--- What you will do ---
From the listing below, pick out each line with the word "SRMTID".

--- Dataset excerpts ---
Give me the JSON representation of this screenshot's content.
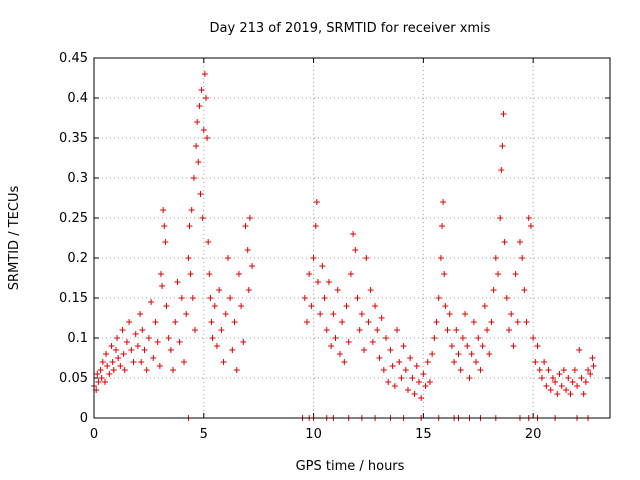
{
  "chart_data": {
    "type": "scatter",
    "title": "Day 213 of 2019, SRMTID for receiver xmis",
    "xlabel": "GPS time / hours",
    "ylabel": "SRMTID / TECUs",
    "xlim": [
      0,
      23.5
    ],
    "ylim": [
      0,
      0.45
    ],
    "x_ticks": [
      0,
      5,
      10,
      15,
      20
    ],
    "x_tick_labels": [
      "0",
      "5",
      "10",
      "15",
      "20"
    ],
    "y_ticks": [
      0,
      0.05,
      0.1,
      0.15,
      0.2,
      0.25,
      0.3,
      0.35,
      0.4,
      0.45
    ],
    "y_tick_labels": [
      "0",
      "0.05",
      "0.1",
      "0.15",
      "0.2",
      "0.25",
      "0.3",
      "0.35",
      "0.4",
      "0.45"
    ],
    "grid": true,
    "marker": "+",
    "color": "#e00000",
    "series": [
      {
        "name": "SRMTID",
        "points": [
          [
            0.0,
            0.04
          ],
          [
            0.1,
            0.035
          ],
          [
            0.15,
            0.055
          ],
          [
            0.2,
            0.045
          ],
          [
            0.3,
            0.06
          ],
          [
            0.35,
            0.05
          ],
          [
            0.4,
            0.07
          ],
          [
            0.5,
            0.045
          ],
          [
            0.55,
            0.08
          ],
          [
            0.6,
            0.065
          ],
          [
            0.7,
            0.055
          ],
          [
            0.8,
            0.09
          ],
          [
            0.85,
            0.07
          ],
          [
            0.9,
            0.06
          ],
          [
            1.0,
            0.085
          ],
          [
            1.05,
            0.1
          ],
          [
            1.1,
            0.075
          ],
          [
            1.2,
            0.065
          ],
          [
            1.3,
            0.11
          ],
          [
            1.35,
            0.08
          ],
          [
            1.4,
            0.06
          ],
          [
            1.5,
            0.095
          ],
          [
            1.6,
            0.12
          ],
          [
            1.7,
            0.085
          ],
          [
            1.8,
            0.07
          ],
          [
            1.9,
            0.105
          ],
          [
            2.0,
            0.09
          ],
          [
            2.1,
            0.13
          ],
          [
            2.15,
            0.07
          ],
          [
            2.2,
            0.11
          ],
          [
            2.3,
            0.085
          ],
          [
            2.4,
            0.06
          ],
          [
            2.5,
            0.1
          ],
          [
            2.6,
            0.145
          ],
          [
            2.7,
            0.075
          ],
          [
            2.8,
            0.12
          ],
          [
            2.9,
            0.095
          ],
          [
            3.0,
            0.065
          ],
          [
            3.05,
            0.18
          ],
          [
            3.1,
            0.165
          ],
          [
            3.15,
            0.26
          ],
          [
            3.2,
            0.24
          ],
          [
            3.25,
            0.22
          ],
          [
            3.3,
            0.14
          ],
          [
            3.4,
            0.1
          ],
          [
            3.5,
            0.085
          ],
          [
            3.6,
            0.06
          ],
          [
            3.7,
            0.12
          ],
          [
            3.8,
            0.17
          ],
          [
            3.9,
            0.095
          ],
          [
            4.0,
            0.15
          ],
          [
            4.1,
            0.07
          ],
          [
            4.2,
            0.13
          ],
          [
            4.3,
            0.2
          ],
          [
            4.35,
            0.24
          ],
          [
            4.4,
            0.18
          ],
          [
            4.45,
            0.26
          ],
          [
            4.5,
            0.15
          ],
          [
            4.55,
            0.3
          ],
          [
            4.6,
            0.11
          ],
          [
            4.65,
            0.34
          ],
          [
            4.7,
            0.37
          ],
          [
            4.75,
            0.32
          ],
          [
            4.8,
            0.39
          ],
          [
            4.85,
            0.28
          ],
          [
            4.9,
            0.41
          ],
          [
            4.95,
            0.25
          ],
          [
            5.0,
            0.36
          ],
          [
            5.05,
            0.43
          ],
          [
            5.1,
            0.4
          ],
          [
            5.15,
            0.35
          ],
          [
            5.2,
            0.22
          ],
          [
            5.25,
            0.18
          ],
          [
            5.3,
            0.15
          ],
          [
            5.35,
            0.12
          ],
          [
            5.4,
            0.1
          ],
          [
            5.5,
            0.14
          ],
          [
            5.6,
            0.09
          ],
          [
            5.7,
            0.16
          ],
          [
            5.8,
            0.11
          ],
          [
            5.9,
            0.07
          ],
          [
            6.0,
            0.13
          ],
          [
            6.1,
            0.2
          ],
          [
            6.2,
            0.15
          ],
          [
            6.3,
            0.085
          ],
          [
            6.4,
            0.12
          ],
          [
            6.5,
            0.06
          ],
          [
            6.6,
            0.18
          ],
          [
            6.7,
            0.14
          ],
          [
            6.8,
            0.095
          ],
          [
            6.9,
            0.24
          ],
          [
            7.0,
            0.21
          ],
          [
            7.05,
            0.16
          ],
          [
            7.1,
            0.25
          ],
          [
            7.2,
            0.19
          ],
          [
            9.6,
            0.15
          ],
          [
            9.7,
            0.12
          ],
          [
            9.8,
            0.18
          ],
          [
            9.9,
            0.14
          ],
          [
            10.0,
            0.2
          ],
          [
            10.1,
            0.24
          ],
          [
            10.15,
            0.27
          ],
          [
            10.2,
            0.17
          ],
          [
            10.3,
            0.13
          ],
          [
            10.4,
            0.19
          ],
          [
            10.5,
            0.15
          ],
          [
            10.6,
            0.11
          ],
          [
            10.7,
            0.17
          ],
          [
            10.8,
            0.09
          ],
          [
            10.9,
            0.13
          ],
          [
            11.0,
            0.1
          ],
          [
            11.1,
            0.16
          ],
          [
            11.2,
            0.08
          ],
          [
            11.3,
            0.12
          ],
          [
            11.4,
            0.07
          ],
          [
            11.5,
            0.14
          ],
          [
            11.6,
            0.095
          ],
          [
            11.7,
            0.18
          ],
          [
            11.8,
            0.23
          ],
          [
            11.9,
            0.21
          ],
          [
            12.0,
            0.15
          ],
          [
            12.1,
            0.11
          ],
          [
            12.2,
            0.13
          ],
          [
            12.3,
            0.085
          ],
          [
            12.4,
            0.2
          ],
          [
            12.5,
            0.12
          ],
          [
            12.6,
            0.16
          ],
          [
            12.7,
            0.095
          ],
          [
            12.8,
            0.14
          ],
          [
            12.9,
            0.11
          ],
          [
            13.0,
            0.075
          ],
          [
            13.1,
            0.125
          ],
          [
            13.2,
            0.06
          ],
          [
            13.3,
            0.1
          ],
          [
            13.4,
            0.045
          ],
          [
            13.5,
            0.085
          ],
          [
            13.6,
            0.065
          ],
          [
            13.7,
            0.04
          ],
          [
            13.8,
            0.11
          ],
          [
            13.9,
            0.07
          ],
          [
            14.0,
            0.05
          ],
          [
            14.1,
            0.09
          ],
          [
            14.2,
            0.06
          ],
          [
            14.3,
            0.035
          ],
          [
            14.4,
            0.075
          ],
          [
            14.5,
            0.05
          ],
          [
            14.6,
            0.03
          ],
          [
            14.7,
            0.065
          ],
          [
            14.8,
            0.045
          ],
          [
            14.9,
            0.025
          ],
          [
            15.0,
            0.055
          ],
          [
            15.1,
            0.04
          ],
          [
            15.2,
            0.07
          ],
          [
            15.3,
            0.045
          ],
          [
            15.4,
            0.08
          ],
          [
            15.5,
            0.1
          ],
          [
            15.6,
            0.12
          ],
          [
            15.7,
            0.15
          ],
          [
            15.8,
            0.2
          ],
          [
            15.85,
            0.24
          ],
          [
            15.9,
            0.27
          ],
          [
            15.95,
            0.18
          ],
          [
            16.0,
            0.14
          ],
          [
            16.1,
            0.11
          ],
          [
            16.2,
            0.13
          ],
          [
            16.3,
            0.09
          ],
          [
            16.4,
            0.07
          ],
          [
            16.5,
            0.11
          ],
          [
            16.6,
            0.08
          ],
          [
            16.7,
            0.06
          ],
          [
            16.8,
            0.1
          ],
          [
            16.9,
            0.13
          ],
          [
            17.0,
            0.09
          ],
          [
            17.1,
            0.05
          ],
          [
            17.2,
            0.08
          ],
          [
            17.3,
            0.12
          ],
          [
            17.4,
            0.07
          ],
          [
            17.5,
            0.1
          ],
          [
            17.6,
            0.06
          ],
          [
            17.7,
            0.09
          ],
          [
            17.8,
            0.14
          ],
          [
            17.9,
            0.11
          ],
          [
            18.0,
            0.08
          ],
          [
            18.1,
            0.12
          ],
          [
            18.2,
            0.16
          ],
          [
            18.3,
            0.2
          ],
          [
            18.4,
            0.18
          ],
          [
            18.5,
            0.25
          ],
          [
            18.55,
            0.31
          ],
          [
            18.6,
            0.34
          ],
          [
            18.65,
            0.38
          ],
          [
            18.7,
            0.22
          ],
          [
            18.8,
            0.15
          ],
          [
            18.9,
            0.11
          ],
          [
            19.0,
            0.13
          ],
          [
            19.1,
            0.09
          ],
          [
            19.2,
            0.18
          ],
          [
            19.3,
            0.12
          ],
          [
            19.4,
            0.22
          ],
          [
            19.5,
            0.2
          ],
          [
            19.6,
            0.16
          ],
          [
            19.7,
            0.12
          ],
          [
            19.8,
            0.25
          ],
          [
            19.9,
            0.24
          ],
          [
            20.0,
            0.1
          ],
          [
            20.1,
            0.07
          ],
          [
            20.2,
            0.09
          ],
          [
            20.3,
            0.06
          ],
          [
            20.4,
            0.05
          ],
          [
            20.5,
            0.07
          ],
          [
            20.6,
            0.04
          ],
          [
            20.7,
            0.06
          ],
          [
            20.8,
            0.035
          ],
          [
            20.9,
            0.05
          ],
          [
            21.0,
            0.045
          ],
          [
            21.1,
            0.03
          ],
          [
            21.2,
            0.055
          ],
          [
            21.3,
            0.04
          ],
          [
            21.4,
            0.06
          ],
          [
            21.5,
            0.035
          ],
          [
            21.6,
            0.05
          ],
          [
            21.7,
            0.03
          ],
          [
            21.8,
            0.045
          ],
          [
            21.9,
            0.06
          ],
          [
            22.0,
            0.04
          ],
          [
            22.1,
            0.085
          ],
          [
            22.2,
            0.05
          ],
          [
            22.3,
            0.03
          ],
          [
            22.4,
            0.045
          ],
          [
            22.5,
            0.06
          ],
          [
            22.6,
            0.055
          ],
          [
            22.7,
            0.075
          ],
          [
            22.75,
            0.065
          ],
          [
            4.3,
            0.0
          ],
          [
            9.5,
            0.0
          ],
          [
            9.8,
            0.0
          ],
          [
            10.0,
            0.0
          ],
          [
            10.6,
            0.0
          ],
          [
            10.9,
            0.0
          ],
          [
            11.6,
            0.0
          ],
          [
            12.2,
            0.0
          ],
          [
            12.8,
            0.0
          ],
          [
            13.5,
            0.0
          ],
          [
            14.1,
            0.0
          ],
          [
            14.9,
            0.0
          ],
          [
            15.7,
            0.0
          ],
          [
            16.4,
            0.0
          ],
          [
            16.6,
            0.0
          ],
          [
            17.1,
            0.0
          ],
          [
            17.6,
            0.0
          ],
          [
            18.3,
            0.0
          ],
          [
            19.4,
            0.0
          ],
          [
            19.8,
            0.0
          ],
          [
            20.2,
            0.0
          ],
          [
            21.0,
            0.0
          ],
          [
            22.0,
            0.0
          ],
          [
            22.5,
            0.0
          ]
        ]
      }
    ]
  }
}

--- The result ---
    "title": "Day 213 of 2019, SRMTID for receiver xmis",
    "ylabel": "SRMTID / TECUs",
        "name": "SRMTID",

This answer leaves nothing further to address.